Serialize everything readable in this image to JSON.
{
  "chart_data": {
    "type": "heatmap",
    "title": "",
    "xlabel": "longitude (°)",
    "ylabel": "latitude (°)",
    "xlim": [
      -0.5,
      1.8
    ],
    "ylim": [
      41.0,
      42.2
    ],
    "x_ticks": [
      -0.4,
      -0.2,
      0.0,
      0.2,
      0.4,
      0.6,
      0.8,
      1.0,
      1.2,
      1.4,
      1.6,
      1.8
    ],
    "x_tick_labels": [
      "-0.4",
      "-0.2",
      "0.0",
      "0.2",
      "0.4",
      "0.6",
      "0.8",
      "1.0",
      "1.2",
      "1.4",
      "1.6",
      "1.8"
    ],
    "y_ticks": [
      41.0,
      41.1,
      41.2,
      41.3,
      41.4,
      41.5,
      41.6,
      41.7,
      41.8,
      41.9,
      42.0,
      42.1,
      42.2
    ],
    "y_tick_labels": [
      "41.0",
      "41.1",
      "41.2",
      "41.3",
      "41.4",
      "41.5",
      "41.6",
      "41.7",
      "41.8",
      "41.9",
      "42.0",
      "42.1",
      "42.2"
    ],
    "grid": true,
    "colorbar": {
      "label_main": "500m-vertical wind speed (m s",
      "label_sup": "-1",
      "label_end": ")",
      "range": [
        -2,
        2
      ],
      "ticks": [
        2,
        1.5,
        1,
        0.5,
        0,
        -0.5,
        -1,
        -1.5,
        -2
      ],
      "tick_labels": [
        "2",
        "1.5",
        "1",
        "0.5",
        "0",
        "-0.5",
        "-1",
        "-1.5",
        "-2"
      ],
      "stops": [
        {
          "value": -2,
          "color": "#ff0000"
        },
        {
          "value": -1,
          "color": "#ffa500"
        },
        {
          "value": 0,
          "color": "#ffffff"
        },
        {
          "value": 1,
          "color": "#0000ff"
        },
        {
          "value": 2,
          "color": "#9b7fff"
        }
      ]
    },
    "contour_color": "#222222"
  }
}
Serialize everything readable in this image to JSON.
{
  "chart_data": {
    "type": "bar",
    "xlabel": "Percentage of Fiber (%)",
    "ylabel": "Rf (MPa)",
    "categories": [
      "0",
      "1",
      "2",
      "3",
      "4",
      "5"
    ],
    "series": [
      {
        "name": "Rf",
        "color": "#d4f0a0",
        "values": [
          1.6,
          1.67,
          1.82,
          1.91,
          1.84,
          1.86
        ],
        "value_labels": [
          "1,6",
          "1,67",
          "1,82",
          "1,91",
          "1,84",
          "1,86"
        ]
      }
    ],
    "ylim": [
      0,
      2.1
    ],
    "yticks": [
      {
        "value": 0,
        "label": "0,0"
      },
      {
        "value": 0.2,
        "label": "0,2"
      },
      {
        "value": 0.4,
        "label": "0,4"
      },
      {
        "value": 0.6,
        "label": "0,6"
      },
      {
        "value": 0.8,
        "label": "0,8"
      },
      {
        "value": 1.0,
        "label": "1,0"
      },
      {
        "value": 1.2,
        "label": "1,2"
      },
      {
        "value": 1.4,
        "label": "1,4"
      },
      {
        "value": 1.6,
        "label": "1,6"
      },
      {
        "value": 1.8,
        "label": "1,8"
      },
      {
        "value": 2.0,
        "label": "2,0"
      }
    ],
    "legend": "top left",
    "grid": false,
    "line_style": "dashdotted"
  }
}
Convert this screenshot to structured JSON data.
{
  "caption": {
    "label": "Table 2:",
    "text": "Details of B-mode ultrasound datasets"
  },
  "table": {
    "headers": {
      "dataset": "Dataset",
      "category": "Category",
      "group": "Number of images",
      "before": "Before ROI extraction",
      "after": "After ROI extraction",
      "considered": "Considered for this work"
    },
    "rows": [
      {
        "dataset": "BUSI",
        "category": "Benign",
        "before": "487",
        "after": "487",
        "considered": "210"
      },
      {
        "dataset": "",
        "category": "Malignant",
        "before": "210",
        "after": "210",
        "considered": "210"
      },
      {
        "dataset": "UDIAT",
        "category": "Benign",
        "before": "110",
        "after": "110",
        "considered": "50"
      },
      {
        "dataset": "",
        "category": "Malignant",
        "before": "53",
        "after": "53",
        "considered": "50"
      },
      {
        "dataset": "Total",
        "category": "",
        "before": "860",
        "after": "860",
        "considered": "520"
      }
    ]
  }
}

SET PROBLEM: Repeat the records above exactly, leaving none out.

FINISHED TASK:
Serialize everything readable in this image to JSON.
{
  "chart_data": {
    "type": "heatmap",
    "title": "",
    "xlabel": "longitude (°)",
    "ylabel": "latitude (°)",
    "xlim": [
      -0.5,
      1.8
    ],
    "ylim": [
      41.0,
      42.2
    ],
    "x_ticks": [
      -0.4,
      -0.2,
      0.0,
      0.2,
      0.4,
      0.6,
      0.8,
      1.0,
      1.2,
      1.4,
      1.6,
      1.8
    ],
    "x_tick_labels": [
      "-0.4",
      "-0.2",
      "0.0",
      "0.2",
      "0.4",
      "0.6",
      "0.8",
      "1.0",
      "1.2",
      "1.4",
      "1.6",
      "1.8"
    ],
    "y_ticks": [
      41.0,
      41.1,
      41.2,
      41.3,
      41.4,
      41.5,
      41.6,
      41.7,
      41.8,
      41.9,
      42.0,
      42.1,
      42.2
    ],
    "y_tick_labels": [
      "41.0",
      "41.1",
      "41.2",
      "41.3",
      "41.4",
      "41.5",
      "41.6",
      "41.7",
      "41.8",
      "41.9",
      "42.0",
      "42.1",
      "42.2"
    ],
    "grid": true,
    "colorbar": {
      "label_main": "500m-vertical wind speed (m s",
      "label_sup": "-1",
      "label_end": ")",
      "range": [
        -2,
        2
      ],
      "ticks": [
        2,
        1.5,
        1,
        0.5,
        0,
        -0.5,
        -1,
        -1.5,
        -2
      ],
      "tick_labels": [
        "2",
        "1.5",
        "1",
        "0.5",
        "0",
        "-0.5",
        "-1",
        "-1.5",
        "-2"
      ],
      "stops": [
        {
          "value": -2,
          "color": "#ff0000"
        },
        {
          "value": -1,
          "color": "#ffa500"
        },
        {
          "value": 0,
          "color": "#ffffff"
        },
        {
          "value": 1,
          "color": "#0000ff"
        },
        {
          "value": 2,
          "color": "#9b7fff"
        }
      ]
    },
    "contour_color": "#222222"
  }
}
Serialize everything readable in this image to JSON.
{
  "chart_data": {
    "type": "bar",
    "xlabel": "Percentage of Fiber (%)",
    "ylabel": "Rf (MPa)",
    "categories": [
      "0",
      "1",
      "2",
      "3",
      "4",
      "5"
    ],
    "series": [
      {
        "name": "Rf",
        "color": "#d4f0a0",
        "values": [
          1.6,
          1.67,
          1.82,
          1.91,
          1.84,
          1.86
        ],
        "value_labels": [
          "1,6",
          "1,67",
          "1,82",
          "1,91",
          "1,84",
          "1,86"
        ]
      }
    ],
    "ylim": [
      0,
      2.1
    ],
    "yticks": [
      {
        "value": 0,
        "label": "0,0"
      },
      {
        "value": 0.2,
        "label": "0,2"
      },
      {
        "value": 0.4,
        "label": "0,4"
      },
      {
        "value": 0.6,
        "label": "0,6"
      },
      {
        "value": 0.8,
        "label": "0,8"
      },
      {
        "value": 1.0,
        "label": "1,0"
      },
      {
        "value": 1.2,
        "label": "1,2"
      },
      {
        "value": 1.4,
        "label": "1,4"
      },
      {
        "value": 1.6,
        "label": "1,6"
      },
      {
        "value": 1.8,
        "label": "1,8"
      },
      {
        "value": 2.0,
        "label": "2,0"
      }
    ],
    "legend": "top left",
    "grid": false,
    "line_style": "dashdotted"
  }
}
Convert this screenshot to structured JSON data.
{
  "caption": {
    "label": "Table 2:",
    "text": "Details of B-mode ultrasound datasets"
  },
  "table": {
    "headers": {
      "dataset": "Dataset",
      "category": "Category",
      "group": "Number of images",
      "before": "Before ROI extraction",
      "after": "After ROI extraction",
      "considered": "Considered for this work"
    },
    "rows": [
      {
        "dataset": "BUSI",
        "category": "Benign",
        "before": "487",
        "after": "487",
        "considered": "210"
      },
      {
        "dataset": "",
        "category": "Malignant",
        "before": "210",
        "after": "210",
        "considered": "210"
      },
      {
        "dataset": "UDIAT",
        "category": "Benign",
        "before": "110",
        "after": "110",
        "considered": "50"
      },
      {
        "dataset": "",
        "category": "Malignant",
        "before": "53",
        "after": "53",
        "considered": "50"
      },
      {
        "dataset": "Total",
        "category": "",
        "before": "860",
        "after": "860",
        "considered": "520"
      }
    ]
  }
}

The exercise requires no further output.